Recorded data
▼▼▼

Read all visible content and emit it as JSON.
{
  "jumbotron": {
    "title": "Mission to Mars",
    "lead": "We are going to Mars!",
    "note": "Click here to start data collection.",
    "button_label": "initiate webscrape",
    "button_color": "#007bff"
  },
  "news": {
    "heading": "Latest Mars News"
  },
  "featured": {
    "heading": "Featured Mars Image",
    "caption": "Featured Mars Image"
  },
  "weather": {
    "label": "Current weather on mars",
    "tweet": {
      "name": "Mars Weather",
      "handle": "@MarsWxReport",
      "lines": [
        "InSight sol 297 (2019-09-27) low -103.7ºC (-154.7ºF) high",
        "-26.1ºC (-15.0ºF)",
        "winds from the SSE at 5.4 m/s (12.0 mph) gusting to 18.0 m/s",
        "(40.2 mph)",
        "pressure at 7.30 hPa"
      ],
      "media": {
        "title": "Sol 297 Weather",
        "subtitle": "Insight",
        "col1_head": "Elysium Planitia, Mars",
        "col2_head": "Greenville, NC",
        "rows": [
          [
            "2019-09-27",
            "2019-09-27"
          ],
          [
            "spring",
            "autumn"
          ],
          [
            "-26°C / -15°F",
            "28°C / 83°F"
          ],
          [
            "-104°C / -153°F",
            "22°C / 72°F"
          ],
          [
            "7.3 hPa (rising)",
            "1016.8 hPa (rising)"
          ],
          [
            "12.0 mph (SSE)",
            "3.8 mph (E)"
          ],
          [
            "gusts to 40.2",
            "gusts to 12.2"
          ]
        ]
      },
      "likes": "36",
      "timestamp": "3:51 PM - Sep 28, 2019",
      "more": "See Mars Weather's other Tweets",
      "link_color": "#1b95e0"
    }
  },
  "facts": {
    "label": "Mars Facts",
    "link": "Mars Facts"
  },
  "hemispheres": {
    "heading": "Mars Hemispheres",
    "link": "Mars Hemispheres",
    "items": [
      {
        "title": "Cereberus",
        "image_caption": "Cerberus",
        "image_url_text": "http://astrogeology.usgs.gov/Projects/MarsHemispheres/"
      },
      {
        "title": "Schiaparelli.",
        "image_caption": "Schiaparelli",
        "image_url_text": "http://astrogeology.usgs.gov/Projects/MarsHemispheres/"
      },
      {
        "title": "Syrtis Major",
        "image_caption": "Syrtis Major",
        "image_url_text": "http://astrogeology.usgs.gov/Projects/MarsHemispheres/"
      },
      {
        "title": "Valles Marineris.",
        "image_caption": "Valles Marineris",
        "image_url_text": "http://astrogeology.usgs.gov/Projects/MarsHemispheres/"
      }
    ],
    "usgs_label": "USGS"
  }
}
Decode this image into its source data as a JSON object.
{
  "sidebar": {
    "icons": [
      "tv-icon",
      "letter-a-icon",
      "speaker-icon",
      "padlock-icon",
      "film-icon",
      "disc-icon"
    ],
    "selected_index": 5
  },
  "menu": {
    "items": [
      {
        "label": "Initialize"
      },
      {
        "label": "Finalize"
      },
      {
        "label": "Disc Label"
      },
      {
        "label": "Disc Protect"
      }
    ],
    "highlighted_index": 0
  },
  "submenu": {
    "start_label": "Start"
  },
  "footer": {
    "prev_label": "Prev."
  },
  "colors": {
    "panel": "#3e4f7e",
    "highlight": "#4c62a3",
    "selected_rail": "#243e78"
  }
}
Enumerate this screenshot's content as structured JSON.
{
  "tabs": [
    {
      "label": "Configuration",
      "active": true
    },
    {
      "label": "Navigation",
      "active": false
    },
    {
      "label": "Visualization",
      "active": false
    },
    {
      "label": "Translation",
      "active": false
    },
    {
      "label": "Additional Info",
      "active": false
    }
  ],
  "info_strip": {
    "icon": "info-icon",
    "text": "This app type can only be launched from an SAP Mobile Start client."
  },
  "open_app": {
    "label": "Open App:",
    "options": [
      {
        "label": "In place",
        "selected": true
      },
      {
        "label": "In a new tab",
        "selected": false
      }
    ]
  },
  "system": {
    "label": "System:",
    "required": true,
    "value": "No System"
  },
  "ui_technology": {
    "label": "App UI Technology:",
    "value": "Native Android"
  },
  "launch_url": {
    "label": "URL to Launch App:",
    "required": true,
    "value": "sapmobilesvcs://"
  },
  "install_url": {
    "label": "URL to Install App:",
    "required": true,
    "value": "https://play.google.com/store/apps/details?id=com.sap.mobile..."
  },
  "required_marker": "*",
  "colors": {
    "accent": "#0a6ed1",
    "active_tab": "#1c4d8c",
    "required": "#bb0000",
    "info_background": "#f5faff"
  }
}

▲▲▲

(Your instructions):
Report how many lines include the word "from". Give nothing but the number.

(Result of the task):
2